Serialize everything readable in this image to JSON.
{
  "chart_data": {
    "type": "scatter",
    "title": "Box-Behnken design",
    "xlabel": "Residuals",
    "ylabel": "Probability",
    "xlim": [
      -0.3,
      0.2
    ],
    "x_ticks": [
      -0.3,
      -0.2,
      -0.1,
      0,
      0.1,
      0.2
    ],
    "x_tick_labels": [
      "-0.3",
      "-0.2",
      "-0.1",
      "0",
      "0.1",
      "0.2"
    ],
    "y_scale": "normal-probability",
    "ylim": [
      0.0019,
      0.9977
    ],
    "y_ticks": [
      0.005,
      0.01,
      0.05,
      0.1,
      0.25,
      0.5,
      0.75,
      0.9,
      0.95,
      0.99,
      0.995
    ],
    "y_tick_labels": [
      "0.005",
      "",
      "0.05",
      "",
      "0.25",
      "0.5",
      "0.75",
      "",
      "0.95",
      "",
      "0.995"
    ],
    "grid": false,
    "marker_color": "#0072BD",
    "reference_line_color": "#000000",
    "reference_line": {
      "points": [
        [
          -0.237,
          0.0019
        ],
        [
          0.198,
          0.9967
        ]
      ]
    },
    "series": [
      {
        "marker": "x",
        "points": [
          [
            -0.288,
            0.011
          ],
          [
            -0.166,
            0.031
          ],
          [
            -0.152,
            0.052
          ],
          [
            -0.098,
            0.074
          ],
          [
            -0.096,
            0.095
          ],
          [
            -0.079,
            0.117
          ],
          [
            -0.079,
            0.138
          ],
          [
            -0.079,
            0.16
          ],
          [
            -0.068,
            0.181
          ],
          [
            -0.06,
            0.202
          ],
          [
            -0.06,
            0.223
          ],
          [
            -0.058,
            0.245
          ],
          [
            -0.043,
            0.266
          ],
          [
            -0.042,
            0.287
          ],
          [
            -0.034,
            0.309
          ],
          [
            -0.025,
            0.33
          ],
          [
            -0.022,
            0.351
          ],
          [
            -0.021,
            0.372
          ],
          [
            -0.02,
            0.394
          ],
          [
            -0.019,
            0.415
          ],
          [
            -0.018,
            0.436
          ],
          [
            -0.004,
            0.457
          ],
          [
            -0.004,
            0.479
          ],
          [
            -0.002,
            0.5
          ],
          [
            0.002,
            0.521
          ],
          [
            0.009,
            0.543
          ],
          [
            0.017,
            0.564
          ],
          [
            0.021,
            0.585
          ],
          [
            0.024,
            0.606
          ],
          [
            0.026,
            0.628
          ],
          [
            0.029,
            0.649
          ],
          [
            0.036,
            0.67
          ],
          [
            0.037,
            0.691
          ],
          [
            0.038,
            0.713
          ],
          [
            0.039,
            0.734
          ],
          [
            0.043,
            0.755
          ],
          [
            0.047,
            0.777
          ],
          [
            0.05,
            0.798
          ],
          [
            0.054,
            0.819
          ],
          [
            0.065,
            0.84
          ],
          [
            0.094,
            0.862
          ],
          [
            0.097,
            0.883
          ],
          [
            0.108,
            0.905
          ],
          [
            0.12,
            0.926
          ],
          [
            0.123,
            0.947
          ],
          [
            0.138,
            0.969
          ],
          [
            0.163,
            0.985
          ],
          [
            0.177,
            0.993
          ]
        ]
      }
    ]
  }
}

=== Your task ===
Your task is to quote the listing above word for word.

=== Worked solution ===
Serialize everything readable in this image to JSON.
{
  "chart_data": {
    "type": "scatter",
    "title": "Box-Behnken design",
    "xlabel": "Residuals",
    "ylabel": "Probability",
    "xlim": [
      -0.3,
      0.2
    ],
    "x_ticks": [
      -0.3,
      -0.2,
      -0.1,
      0,
      0.1,
      0.2
    ],
    "x_tick_labels": [
      "-0.3",
      "-0.2",
      "-0.1",
      "0",
      "0.1",
      "0.2"
    ],
    "y_scale": "normal-probability",
    "ylim": [
      0.0019,
      0.9977
    ],
    "y_ticks": [
      0.005,
      0.01,
      0.05,
      0.1,
      0.25,
      0.5,
      0.75,
      0.9,
      0.95,
      0.99,
      0.995
    ],
    "y_tick_labels": [
      "0.005",
      "",
      "0.05",
      "",
      "0.25",
      "0.5",
      "0.75",
      "",
      "0.95",
      "",
      "0.995"
    ],
    "grid": false,
    "marker_color": "#0072BD",
    "reference_line_color": "#000000",
    "reference_line": {
      "points": [
        [
          -0.237,
          0.0019
        ],
        [
          0.198,
          0.9967
        ]
      ]
    },
    "series": [
      {
        "marker": "x",
        "points": [
          [
            -0.288,
            0.011
          ],
          [
            -0.166,
            0.031
          ],
          [
            -0.152,
            0.052
          ],
          [
            -0.098,
            0.074
          ],
          [
            -0.096,
            0.095
          ],
          [
            -0.079,
            0.117
          ],
          [
            -0.079,
            0.138
          ],
          [
            -0.079,
            0.16
          ],
          [
            -0.068,
            0.181
          ],
          [
            -0.06,
            0.202
          ],
          [
            -0.06,
            0.223
          ],
          [
            -0.058,
            0.245
          ],
          [
            -0.043,
            0.266
          ],
          [
            -0.042,
            0.287
          ],
          [
            -0.034,
            0.309
          ],
          [
            -0.025,
            0.33
          ],
          [
            -0.022,
            0.351
          ],
          [
            -0.021,
            0.372
          ],
          [
            -0.02,
            0.394
          ],
          [
            -0.019,
            0.415
          ],
          [
            -0.018,
            0.436
          ],
          [
            -0.004,
            0.457
          ],
          [
            -0.004,
            0.479
          ],
          [
            -0.002,
            0.5
          ],
          [
            0.002,
            0.521
          ],
          [
            0.009,
            0.543
          ],
          [
            0.017,
            0.564
          ],
          [
            0.021,
            0.585
          ],
          [
            0.024,
            0.606
          ],
          [
            0.026,
            0.628
          ],
          [
            0.029,
            0.649
          ],
          [
            0.036,
            0.67
          ],
          [
            0.037,
            0.691
          ],
          [
            0.038,
            0.713
          ],
          [
            0.039,
            0.734
          ],
          [
            0.043,
            0.755
          ],
          [
            0.047,
            0.777
          ],
          [
            0.05,
            0.798
          ],
          [
            0.054,
            0.819
          ],
          [
            0.065,
            0.84
          ],
          [
            0.094,
            0.862
          ],
          [
            0.097,
            0.883
          ],
          [
            0.108,
            0.905
          ],
          [
            0.12,
            0.926
          ],
          [
            0.123,
            0.947
          ],
          [
            0.138,
            0.969
          ],
          [
            0.163,
            0.985
          ],
          [
            0.177,
            0.993
          ]
        ]
      }
    ]
  }
}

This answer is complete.